#### What is expected
Gather up every line that includes the string "YourCompany".

#### Entries supplied
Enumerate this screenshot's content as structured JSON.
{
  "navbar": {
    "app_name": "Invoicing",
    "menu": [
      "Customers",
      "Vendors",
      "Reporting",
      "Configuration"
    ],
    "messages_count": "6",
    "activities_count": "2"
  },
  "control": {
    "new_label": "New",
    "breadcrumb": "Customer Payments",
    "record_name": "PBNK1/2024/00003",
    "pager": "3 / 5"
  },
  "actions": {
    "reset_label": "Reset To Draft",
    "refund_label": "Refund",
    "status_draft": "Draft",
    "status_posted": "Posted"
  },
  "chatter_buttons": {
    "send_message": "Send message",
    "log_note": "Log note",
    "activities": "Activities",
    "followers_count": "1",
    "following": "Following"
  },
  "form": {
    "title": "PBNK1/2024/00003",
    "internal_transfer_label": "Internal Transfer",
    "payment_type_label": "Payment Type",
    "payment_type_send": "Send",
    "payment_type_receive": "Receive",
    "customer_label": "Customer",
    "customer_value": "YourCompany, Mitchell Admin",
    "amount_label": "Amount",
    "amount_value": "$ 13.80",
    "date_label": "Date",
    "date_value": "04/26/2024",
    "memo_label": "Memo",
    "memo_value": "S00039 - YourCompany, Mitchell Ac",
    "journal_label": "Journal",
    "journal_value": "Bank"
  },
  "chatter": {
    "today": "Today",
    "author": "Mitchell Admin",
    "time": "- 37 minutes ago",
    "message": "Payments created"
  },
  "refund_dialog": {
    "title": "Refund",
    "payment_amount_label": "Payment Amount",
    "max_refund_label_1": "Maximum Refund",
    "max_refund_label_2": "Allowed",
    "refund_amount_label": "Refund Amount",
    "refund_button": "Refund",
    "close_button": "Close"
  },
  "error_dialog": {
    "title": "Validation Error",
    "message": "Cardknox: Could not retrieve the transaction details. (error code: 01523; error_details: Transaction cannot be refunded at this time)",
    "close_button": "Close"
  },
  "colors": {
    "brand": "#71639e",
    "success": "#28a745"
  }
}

...

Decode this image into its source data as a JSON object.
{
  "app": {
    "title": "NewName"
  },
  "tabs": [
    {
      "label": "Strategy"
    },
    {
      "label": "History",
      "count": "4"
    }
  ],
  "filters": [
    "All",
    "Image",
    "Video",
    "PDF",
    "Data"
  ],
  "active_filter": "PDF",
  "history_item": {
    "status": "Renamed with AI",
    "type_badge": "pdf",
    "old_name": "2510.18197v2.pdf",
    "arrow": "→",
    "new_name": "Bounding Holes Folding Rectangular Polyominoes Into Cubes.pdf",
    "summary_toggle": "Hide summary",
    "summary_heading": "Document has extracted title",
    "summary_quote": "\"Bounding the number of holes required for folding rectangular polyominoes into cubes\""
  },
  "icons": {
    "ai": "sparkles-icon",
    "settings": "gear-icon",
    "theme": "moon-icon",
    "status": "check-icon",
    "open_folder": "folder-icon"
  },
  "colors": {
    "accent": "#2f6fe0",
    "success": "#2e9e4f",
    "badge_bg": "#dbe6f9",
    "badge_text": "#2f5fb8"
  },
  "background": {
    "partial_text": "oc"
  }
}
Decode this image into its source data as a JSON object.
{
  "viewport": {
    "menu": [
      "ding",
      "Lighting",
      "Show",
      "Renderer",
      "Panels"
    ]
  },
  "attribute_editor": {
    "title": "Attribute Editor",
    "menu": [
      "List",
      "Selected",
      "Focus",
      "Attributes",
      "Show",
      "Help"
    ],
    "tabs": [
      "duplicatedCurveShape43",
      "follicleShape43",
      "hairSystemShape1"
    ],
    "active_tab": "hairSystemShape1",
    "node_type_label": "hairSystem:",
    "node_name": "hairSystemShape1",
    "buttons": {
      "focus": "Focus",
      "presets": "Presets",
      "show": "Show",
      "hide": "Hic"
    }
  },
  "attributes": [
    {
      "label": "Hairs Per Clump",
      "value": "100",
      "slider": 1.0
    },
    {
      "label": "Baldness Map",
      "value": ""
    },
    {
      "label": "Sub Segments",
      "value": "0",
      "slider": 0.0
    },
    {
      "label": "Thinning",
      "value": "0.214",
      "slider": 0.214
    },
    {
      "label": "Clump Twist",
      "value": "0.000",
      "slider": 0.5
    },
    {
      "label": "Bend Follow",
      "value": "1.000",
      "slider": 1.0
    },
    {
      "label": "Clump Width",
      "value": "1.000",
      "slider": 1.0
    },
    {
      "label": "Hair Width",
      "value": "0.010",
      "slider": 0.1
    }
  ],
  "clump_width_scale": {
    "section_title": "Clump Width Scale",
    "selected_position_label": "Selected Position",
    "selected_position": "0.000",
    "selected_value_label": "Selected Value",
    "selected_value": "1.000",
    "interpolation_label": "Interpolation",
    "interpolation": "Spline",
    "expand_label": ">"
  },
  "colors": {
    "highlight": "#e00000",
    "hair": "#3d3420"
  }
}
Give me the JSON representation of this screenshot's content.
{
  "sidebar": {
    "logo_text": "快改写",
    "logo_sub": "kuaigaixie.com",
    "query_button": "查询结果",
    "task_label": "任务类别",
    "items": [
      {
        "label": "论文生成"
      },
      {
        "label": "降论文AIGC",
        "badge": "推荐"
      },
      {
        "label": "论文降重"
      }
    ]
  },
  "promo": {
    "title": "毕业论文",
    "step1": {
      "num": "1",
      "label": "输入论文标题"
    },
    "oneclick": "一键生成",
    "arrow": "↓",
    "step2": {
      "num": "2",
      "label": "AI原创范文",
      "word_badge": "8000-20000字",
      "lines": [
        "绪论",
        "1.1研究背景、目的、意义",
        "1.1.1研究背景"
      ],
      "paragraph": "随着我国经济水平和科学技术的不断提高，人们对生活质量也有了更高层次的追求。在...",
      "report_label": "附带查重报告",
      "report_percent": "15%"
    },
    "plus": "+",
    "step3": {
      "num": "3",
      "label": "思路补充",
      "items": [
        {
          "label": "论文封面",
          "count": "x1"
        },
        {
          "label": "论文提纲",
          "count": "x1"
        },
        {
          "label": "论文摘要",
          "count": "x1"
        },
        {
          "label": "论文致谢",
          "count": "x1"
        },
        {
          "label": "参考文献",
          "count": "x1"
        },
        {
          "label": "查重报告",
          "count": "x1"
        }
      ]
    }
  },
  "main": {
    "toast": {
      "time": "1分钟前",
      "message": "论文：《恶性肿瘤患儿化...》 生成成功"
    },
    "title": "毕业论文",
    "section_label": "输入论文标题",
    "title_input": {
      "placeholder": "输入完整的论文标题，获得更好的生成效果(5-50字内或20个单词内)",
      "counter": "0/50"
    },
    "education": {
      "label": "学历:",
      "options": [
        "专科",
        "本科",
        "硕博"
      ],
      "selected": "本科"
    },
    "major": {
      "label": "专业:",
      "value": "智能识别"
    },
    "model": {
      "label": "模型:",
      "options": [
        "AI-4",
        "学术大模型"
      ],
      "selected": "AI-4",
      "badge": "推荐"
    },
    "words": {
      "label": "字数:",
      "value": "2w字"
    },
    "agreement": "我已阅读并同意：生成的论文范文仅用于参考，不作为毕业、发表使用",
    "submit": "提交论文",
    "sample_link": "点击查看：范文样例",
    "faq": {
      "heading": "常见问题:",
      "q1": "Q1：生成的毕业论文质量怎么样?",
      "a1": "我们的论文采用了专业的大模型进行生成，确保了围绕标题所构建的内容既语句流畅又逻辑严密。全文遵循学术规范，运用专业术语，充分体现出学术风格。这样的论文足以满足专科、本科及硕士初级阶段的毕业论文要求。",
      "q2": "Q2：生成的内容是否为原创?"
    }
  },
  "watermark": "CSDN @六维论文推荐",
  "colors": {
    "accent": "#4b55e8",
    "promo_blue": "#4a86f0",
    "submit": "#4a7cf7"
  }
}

#### Written reply
    "customer_value": "YourCompany, Mitchell Admin",
    "memo_value": "S00039 - YourCompany, Mitchell Ac",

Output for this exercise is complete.